Task instructions:
[a] In the mailing-list reply on finding duplicate files, rewrite the paragraph beginning "Would have been, but I decided" more concisely, keeping its main facts.
[b] Retype the mailing-list reply on finding duplicate files word for word, from "Would have been, but" to "mixture of both.".
[c] Write what comes next in the mailing-list reply on finding duplicate files, picking up after its final sentence.

*** Document passage ***

Re: Tool to compare directories and delete duplicate files from one directory
Date: Fri, 19 May 2023 17:19:33 UTC
> ----------------------------------------
> From: Sysadmin Lists <sysadmin.lists@mailfence.com>
> Date: May 14, 2023, 3:48:52 PM
> To: <questions@freebsd.org>
> Subject: Re: Tool to compare directories and delete duplicate files from one directory
>
> "[...] looking for files that have the same name anywhere in the set of dirs,
then comparing their sizes [...] that's way easier to program."
Would have been, but I decided to mimic fdupes and jdupes, instead. I figured,
in order for a scripted language to have any chance against a compiled
C-program it would need to make comparatively fewer hash-checks, and for awk
specifically, to use awk's array-membership test (if (elem in array)) instead
of for-looping over lists of files and performing string-comparisons. I used a
mixture of both.

*** Data block ***

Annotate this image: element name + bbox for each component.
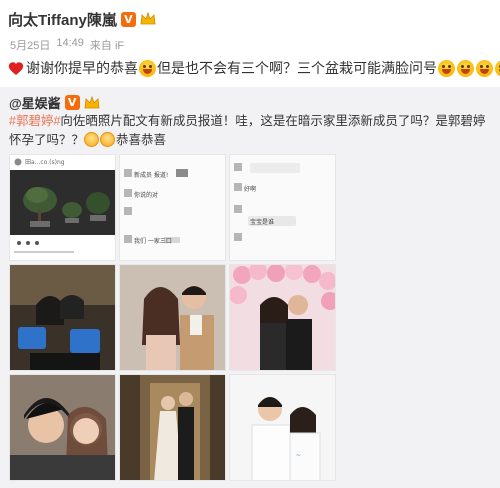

***

Task results:
[a] Would have been, but I chose to mimic fdupes and jdupes instead. To compete with a compiled C program, a scripted version would need fewer hash checks. In awk specifically, it should use the array-membership test (if (elem in array)) rather than looping over file lists and comparing strings. I used a mix of both.

[b]
Would have been, but I decided to mimic fdupes and jdupes, instead. I figured,
in order for a scripted language to have any chance against a compiled
C-program it would need to make comparatively fewer hash-checks, and for awk
specifically, to use awk's array-membership test (if (elem in array)) instead
of for-looping over lists of files and performing string-comparisons. I used a
mixture of both.

[c]
Performance is pretty good:
$ time dedup_multidirs.sh -V dedup{1..13}
DEBUG: 313087 files, 3497 duplicates, 309590 unique, 42848 stat calls
# 773723 differences: same filenames, different sizes or hashes
real 1m32.719s
user 0m50.671s
sys 0m44.054s
$ du -xs dedup{1..13} | awk '{ sum = sum + $1 } END { print sum }'
219195746 # 200G+ of data
What I do is:
i) only process files that have more than one name-match in the set of dirs
ii) use least-expensive tests first: `stat' to check file inodes and sizes
iii) generate and store hashes only after a possible duplicate is found
iv) perform file-dir membership tests to abort for-loops early
v) keep track of number of per-filename children in each dir to abort early
vi) "if A = B, and A = C, then B = C" ie, we report A and B are dups, and
A and C are dups, but not B and C; reduces a comparison by one
vii) likewise, "if A != B, and A = C, then B != C"; saves a comparison again
- if a duplicate is found, the user is prompted to delete the lower-priority
dup, determined by order of arguments: highest first, lowest last (dir1 dir2).
- if a name-only match is found (different sizes or hashes), it's reported but
not deleted.
- Safety First: safeguards are turned on by default and must be turned off
using options: N = no-dryrun, V = no messages, I = no prompt to delete files,
with an optional DEBUG=1 to turn on debugging: DEBUG=1 ./program dir1 dir2 ...
- to dedup a single dir, list it twice: ./program dir1 dir1
Resource usage is tiny: each system() call is closed immediately, releasing its
resources. Although thousands of `stat' and `xxhash' calls are made, they're
made sequentially, and the memory foot-print of the entire run is minimal.
During testing, the program used less than 125M of RAM, and disk I/O was tiny.
Caveat: it's probably riddled with bugs that my limited testing didn't catch.
Limitations: two files with different names are not analyzed, even if their
contents are identical: cp -a file1 file2
Probably has limited applicability, but was a fun head-scratcher (to do well).
Final caveat: it might not even do what I described here, but it wants to! :P
Flame-war starter: would love to see you Perl-fanbois beat those numbers. ;)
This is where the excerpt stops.